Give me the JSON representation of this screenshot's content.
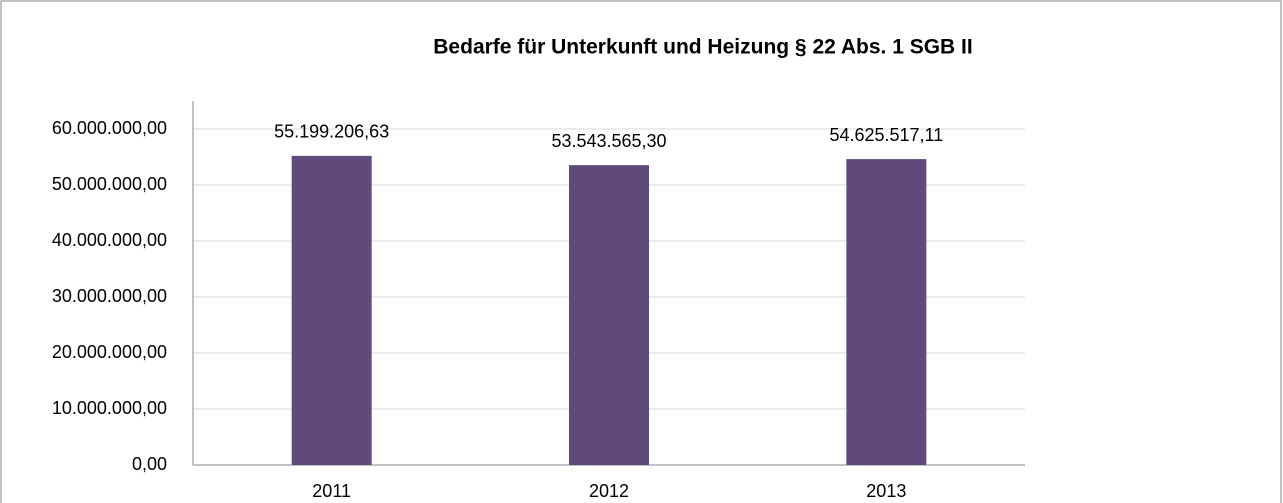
{
  "chart_data": {
    "type": "bar",
    "title": "Bedarfe für Unterkunft und Heizung § 22 Abs. 1 SGB II",
    "categories": [
      "2011",
      "2012",
      "2013"
    ],
    "values": [
      55199206.63,
      53543565.3,
      54625517.11
    ],
    "value_labels": [
      "55.199.206,63",
      "53.543.565,30",
      "54.625.517,11"
    ],
    "color": "#604a7b",
    "ylim": [
      0,
      65000000
    ],
    "yticks": [
      {
        "value": 0,
        "label": "0,00"
      },
      {
        "value": 10000000,
        "label": "10.000.000,00"
      },
      {
        "value": 20000000,
        "label": "20.000.000,00"
      },
      {
        "value": 30000000,
        "label": "30.000.000,00"
      },
      {
        "value": 40000000,
        "label": "40.000.000,00"
      },
      {
        "value": 50000000,
        "label": "50.000.000,00"
      },
      {
        "value": 60000000,
        "label": "60.000.000,00"
      }
    ],
    "grid": true
  }
}
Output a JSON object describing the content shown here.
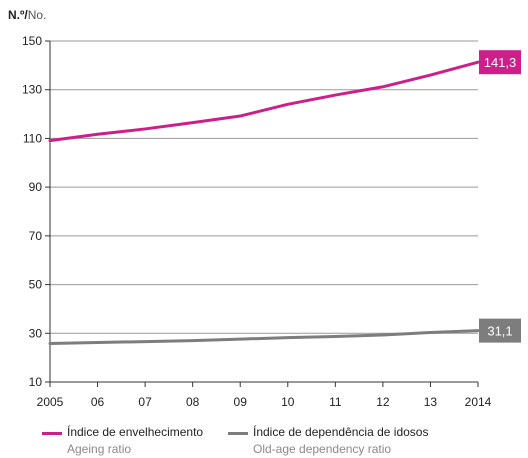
{
  "unit": {
    "primary": "N.º/",
    "secondary": "No."
  },
  "chart_data": {
    "type": "line",
    "x": [
      "2005",
      "06",
      "07",
      "08",
      "09",
      "10",
      "11",
      "12",
      "13",
      "2014"
    ],
    "ylim": [
      10,
      150
    ],
    "yticks": [
      10,
      30,
      50,
      70,
      90,
      110,
      130,
      150
    ],
    "grid": true,
    "series": [
      {
        "name": "Índice de envelhecimento",
        "name_en": "Ageing ratio",
        "color": "#cc1f8a",
        "values": [
          109.1,
          111.7,
          113.9,
          116.5,
          119.2,
          124.0,
          127.8,
          131.2,
          136.0,
          141.3
        ],
        "end_label": "141,3"
      },
      {
        "name": "Índice de dependência de idosos",
        "name_en": "Old-age dependency ratio",
        "color": "#7d7d7d",
        "values": [
          25.8,
          26.2,
          26.6,
          27.0,
          27.6,
          28.2,
          28.7,
          29.3,
          30.3,
          31.1
        ],
        "end_label": "31,1"
      }
    ]
  }
}
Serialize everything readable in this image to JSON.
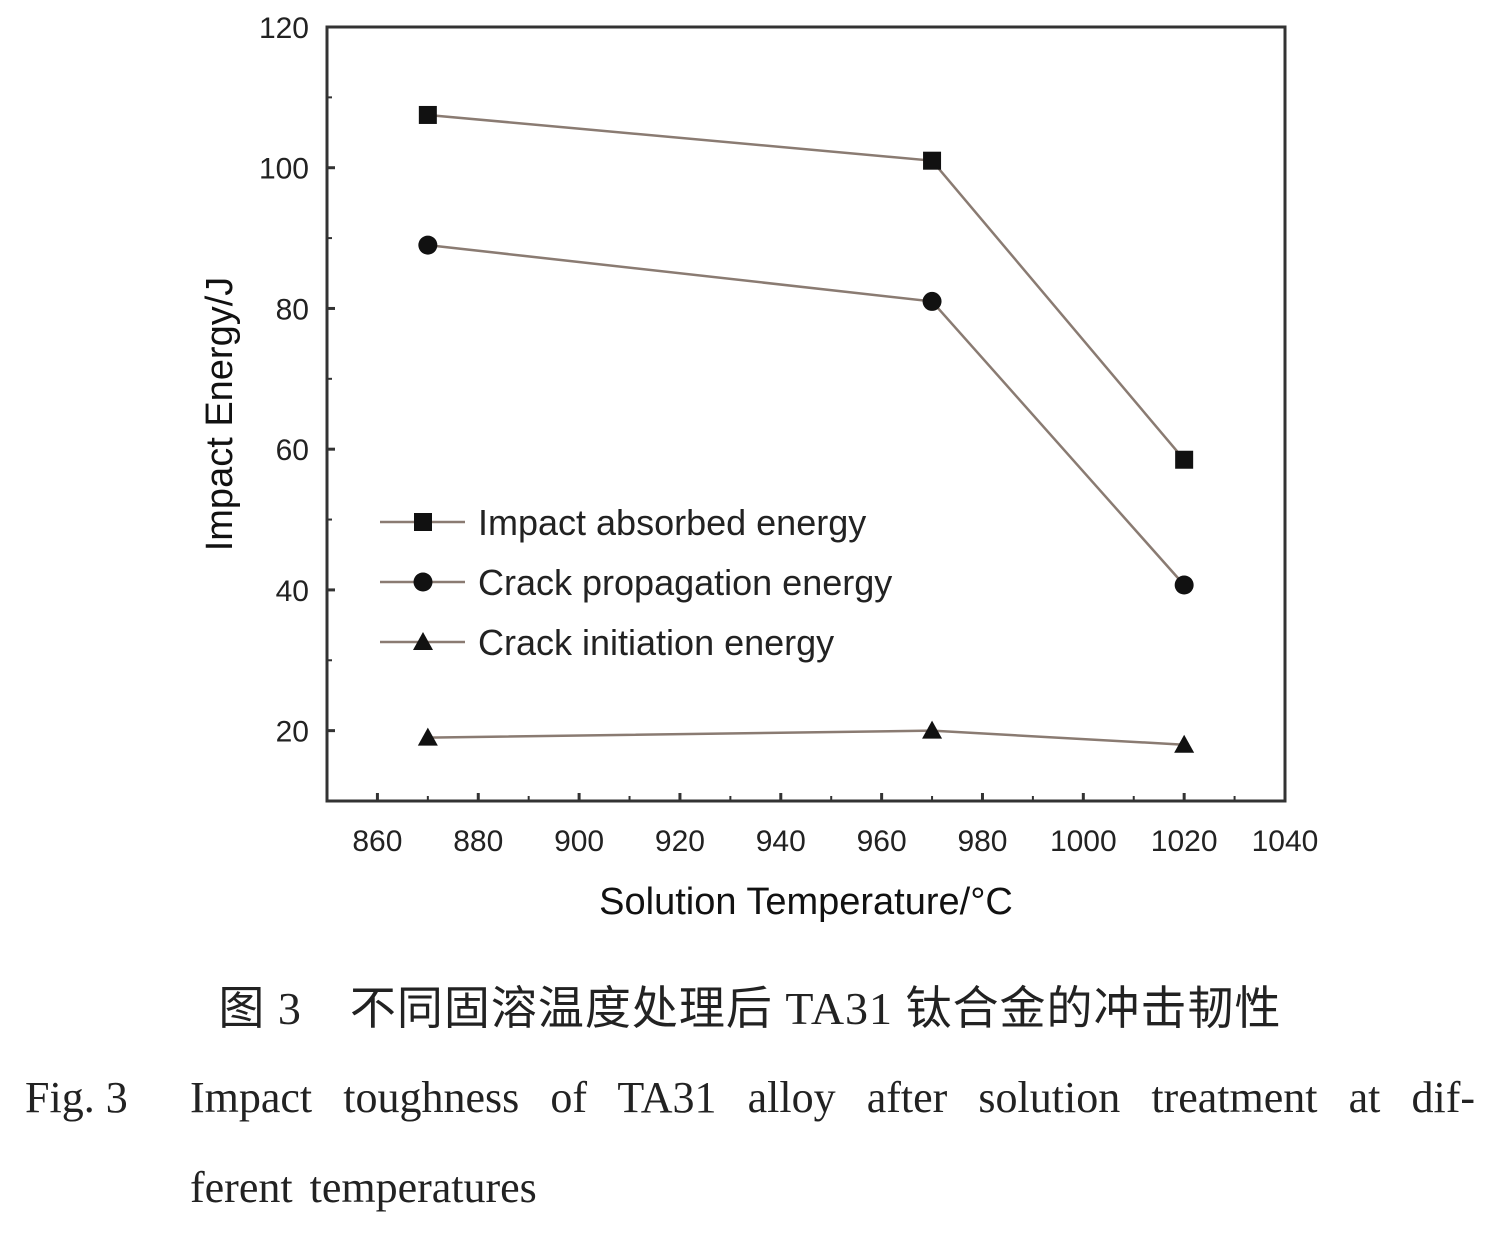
{
  "chart_data": {
    "type": "line",
    "xlabel": "Solution Temperature/°C",
    "ylabel": "Impact Energy/J",
    "xlim": [
      850,
      1040
    ],
    "ylim": [
      10,
      120
    ],
    "xticks": [
      860,
      880,
      900,
      920,
      940,
      960,
      980,
      1000,
      1020,
      1040
    ],
    "yticks": [
      20,
      40,
      60,
      80,
      100,
      120
    ],
    "x": [
      870,
      970,
      1020
    ],
    "grid": false,
    "legend_position": "center-left",
    "line_color": "#8a7b72",
    "marker_color": "#111111",
    "series": [
      {
        "name": "Impact absorbed energy",
        "marker": "square",
        "values": [
          107.5,
          101,
          58.5
        ]
      },
      {
        "name": "Crack propagation energy",
        "marker": "circle",
        "values": [
          89,
          81,
          40.7
        ]
      },
      {
        "name": "Crack initiation energy",
        "marker": "triangle",
        "values": [
          19,
          20,
          18
        ]
      }
    ]
  },
  "caption": {
    "cn_label": "图 3",
    "cn_text": "不同固溶温度处理后 TA31 钛合金的冲击韧性",
    "en_label": "Fig. 3",
    "en_line1": "Impact toughness of TA31 alloy after solution treatment at dif-",
    "en_line2": "ferent temperatures"
  }
}
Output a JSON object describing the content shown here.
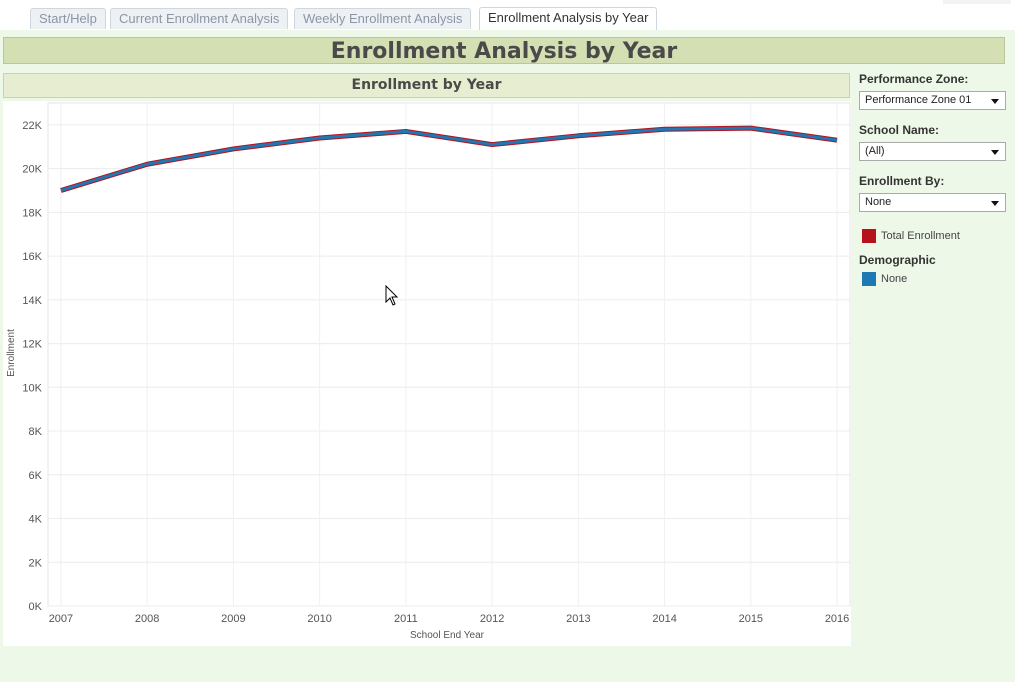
{
  "tabs": [
    {
      "label": "Start/Help"
    },
    {
      "label": "Current Enrollment Analysis"
    },
    {
      "label": "Weekly Enrollment Analysis"
    },
    {
      "label": "Enrollment Analysis by Year"
    }
  ],
  "dashboard": {
    "title": "Enrollment Analysis by Year",
    "chart_title": "Enrollment by Year"
  },
  "filters": {
    "performance_zone": {
      "label": "Performance Zone:",
      "value": "Performance Zone 01"
    },
    "school_name": {
      "label": "School Name:",
      "value": "(All)"
    },
    "enrollment_by": {
      "label": "Enrollment By:",
      "value": "None"
    }
  },
  "legend": {
    "total_enrollment": {
      "label": "Total Enrollment",
      "color": "#b5121b"
    },
    "demographic_title": "Demographic",
    "none": {
      "label": "None",
      "color": "#1f77b4"
    }
  },
  "chart_data": {
    "type": "line",
    "title": "",
    "xlabel": "School End Year",
    "ylabel": "Enrollment",
    "x": [
      2007,
      2008,
      2009,
      2010,
      2011,
      2012,
      2013,
      2014,
      2015,
      2016
    ],
    "x_tick_labels": [
      "2007",
      "2008",
      "2009",
      "2010",
      "2011",
      "2012",
      "2013",
      "2014",
      "2015",
      "2016"
    ],
    "y_ticks": [
      0,
      2000,
      4000,
      6000,
      8000,
      10000,
      12000,
      14000,
      16000,
      18000,
      20000,
      22000
    ],
    "y_tick_labels": [
      "0K",
      "2K",
      "4K",
      "6K",
      "8K",
      "10K",
      "12K",
      "14K",
      "16K",
      "18K",
      "20K",
      "22K"
    ],
    "ylim": [
      0,
      23000
    ],
    "grid": true,
    "series": [
      {
        "name": "Total Enrollment",
        "color": "#b5121b",
        "values": [
          19000,
          20200,
          20900,
          21400,
          21700,
          21100,
          21500,
          21800,
          21850,
          21300
        ]
      },
      {
        "name": "None",
        "color": "#1f77b4",
        "values": [
          19000,
          20200,
          20900,
          21400,
          21700,
          21100,
          21500,
          21800,
          21850,
          21300
        ]
      }
    ]
  }
}
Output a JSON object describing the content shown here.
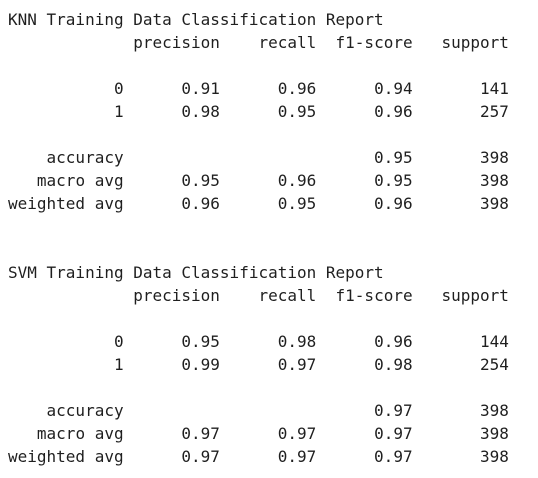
{
  "reports": [
    {
      "title": "KNN Training Data Classification Report",
      "headers": [
        "precision",
        "recall",
        "f1-score",
        "support"
      ],
      "class_rows": [
        {
          "label": "0",
          "precision": "0.91",
          "recall": "0.96",
          "f1": "0.94",
          "support": "141"
        },
        {
          "label": "1",
          "precision": "0.98",
          "recall": "0.95",
          "f1": "0.96",
          "support": "257"
        }
      ],
      "accuracy": {
        "label": "accuracy",
        "f1": "0.95",
        "support": "398"
      },
      "avg_rows": [
        {
          "label": "macro avg",
          "precision": "0.95",
          "recall": "0.96",
          "f1": "0.95",
          "support": "398"
        },
        {
          "label": "weighted avg",
          "precision": "0.96",
          "recall": "0.95",
          "f1": "0.96",
          "support": "398"
        }
      ]
    },
    {
      "title": "SVM Training Data Classification Report",
      "headers": [
        "precision",
        "recall",
        "f1-score",
        "support"
      ],
      "class_rows": [
        {
          "label": "0",
          "precision": "0.95",
          "recall": "0.98",
          "f1": "0.96",
          "support": "144"
        },
        {
          "label": "1",
          "precision": "0.99",
          "recall": "0.97",
          "f1": "0.98",
          "support": "254"
        }
      ],
      "accuracy": {
        "label": "accuracy",
        "f1": "0.97",
        "support": "398"
      },
      "avg_rows": [
        {
          "label": "macro avg",
          "precision": "0.97",
          "recall": "0.97",
          "f1": "0.97",
          "support": "398"
        },
        {
          "label": "weighted avg",
          "precision": "0.97",
          "recall": "0.97",
          "f1": "0.97",
          "support": "398"
        }
      ]
    }
  ]
}
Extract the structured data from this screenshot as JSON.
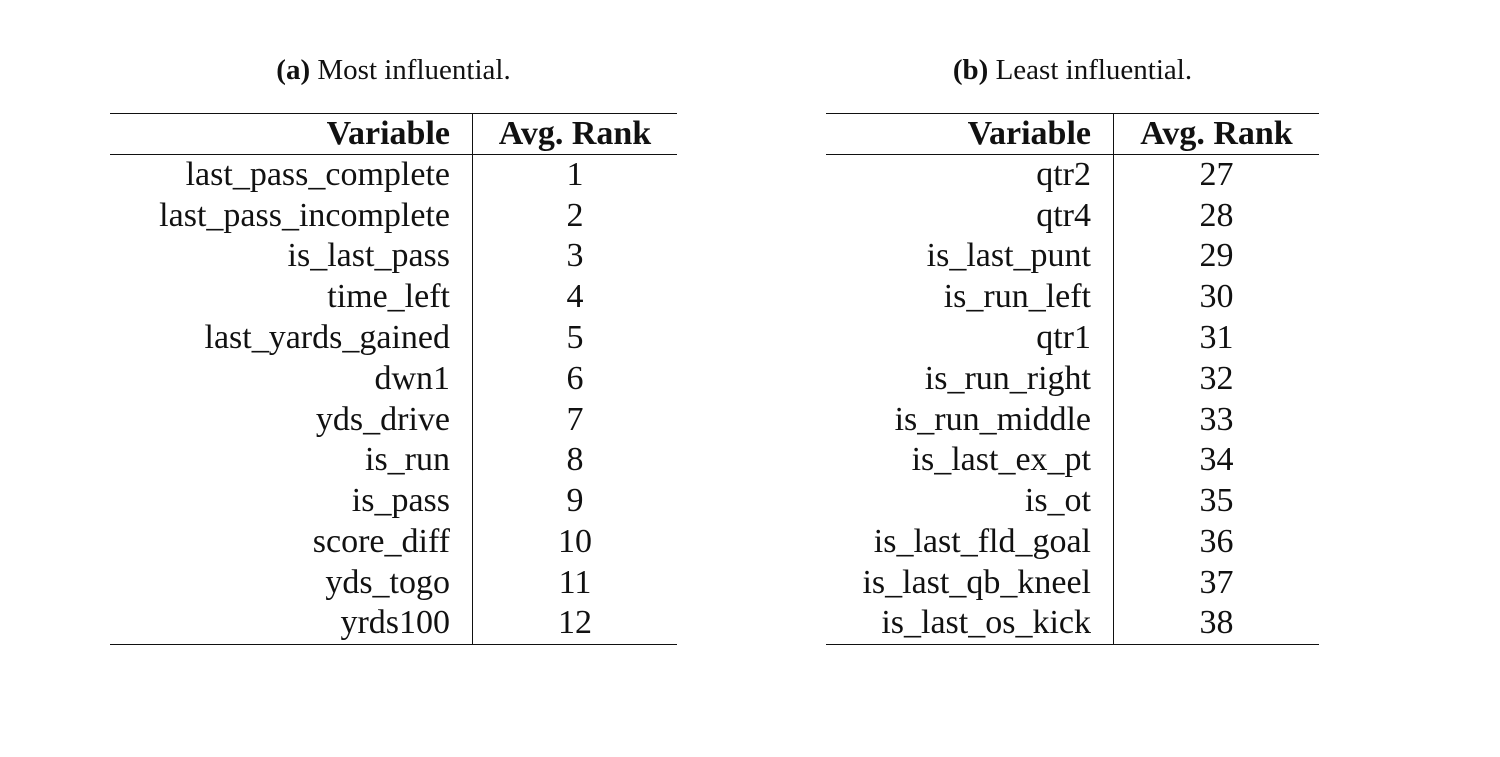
{
  "panel_a": {
    "caption_tag": "(a)",
    "caption_text": "Most influential.",
    "headers": {
      "variable": "Variable",
      "rank": "Avg. Rank"
    },
    "rows": [
      {
        "variable": "last_pass_complete",
        "rank": "1"
      },
      {
        "variable": "last_pass_incomplete",
        "rank": "2"
      },
      {
        "variable": "is_last_pass",
        "rank": "3"
      },
      {
        "variable": "time_left",
        "rank": "4"
      },
      {
        "variable": "last_yards_gained",
        "rank": "5"
      },
      {
        "variable": "dwn1",
        "rank": "6"
      },
      {
        "variable": "yds_drive",
        "rank": "7"
      },
      {
        "variable": "is_run",
        "rank": "8"
      },
      {
        "variable": "is_pass",
        "rank": "9"
      },
      {
        "variable": "score_diff",
        "rank": "10"
      },
      {
        "variable": "yds_togo",
        "rank": "11"
      },
      {
        "variable": "yrds100",
        "rank": "12"
      }
    ]
  },
  "panel_b": {
    "caption_tag": "(b)",
    "caption_text": "Least influential.",
    "headers": {
      "variable": "Variable",
      "rank": "Avg. Rank"
    },
    "rows": [
      {
        "variable": "qtr2",
        "rank": "27"
      },
      {
        "variable": "qtr4",
        "rank": "28"
      },
      {
        "variable": "is_last_punt",
        "rank": "29"
      },
      {
        "variable": "is_run_left",
        "rank": "30"
      },
      {
        "variable": "qtr1",
        "rank": "31"
      },
      {
        "variable": "is_run_right",
        "rank": "32"
      },
      {
        "variable": "is_run_middle",
        "rank": "33"
      },
      {
        "variable": "is_last_ex_pt",
        "rank": "34"
      },
      {
        "variable": "is_ot",
        "rank": "35"
      },
      {
        "variable": "is_last_fld_goal",
        "rank": "36"
      },
      {
        "variable": "is_last_qb_kneel",
        "rank": "37"
      },
      {
        "variable": "is_last_os_kick",
        "rank": "38"
      }
    ]
  }
}
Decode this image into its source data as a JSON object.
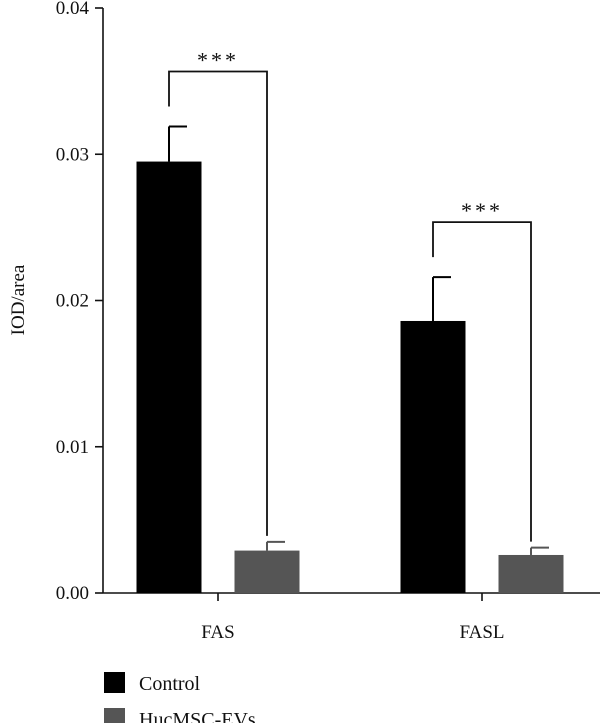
{
  "chart_data": {
    "type": "bar",
    "categories": [
      "FAS",
      "FASL"
    ],
    "series": [
      {
        "name": "Control",
        "color": "#000000",
        "values": [
          0.0295,
          0.0186
        ],
        "errors": [
          0.0024,
          0.003
        ]
      },
      {
        "name": "HucMSC-EVs",
        "color": "#555555",
        "values": [
          0.0029,
          0.0026
        ],
        "errors": [
          0.0006,
          0.0005
        ]
      }
    ],
    "ylabel": "IOD/area",
    "xlabel": "",
    "ylim": [
      0,
      0.04
    ],
    "yticks": [
      "0.00",
      "0.01",
      "0.02",
      "0.03",
      "0.04"
    ],
    "significance": [
      {
        "category": "FAS",
        "label": "***"
      },
      {
        "category": "FASL",
        "label": "***"
      }
    ],
    "grid": false,
    "legend_position": "bottom-left"
  }
}
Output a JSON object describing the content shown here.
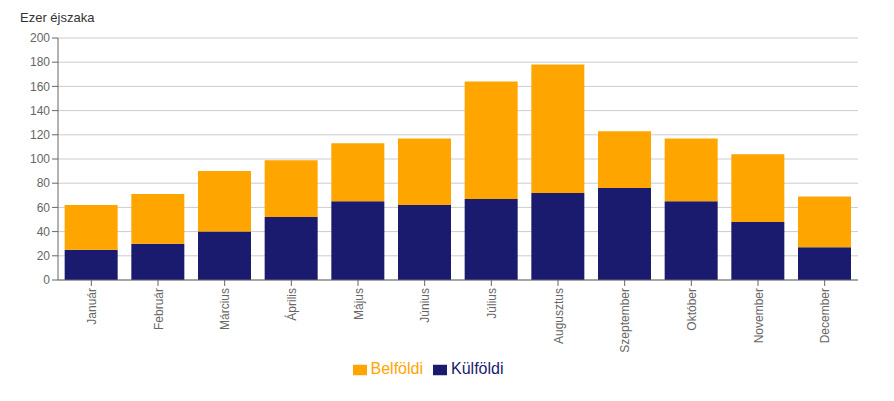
{
  "chart_data": {
    "type": "bar",
    "stacked": true,
    "ylabel": "Ezer éjszaka",
    "categories": [
      "Január",
      "Február",
      "Március",
      "Április",
      "Május",
      "Június",
      "Július",
      "Augusztus",
      "Szeptember",
      "Október",
      "November",
      "December"
    ],
    "series": [
      {
        "name": "Külföldi",
        "color": "#1a1a6e",
        "values": [
          25,
          30,
          40,
          52,
          65,
          62,
          67,
          72,
          76,
          65,
          48,
          27
        ]
      },
      {
        "name": "Belföldi",
        "color": "#ffa500",
        "values": [
          37,
          41,
          50,
          47,
          48,
          55,
          97,
          106,
          47,
          52,
          56,
          42
        ]
      }
    ],
    "ylim": [
      0,
      200
    ],
    "yticks": [
      0,
      20,
      40,
      60,
      80,
      100,
      120,
      140,
      160,
      180,
      200
    ],
    "grid": true,
    "legend": "bottom"
  }
}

* * *

** Directions **
Display every line of the listing that contains the string "Crack".

** Solution to this problem **
        "name": "Crack propagation energy",
        "name": "Crack initiation energy",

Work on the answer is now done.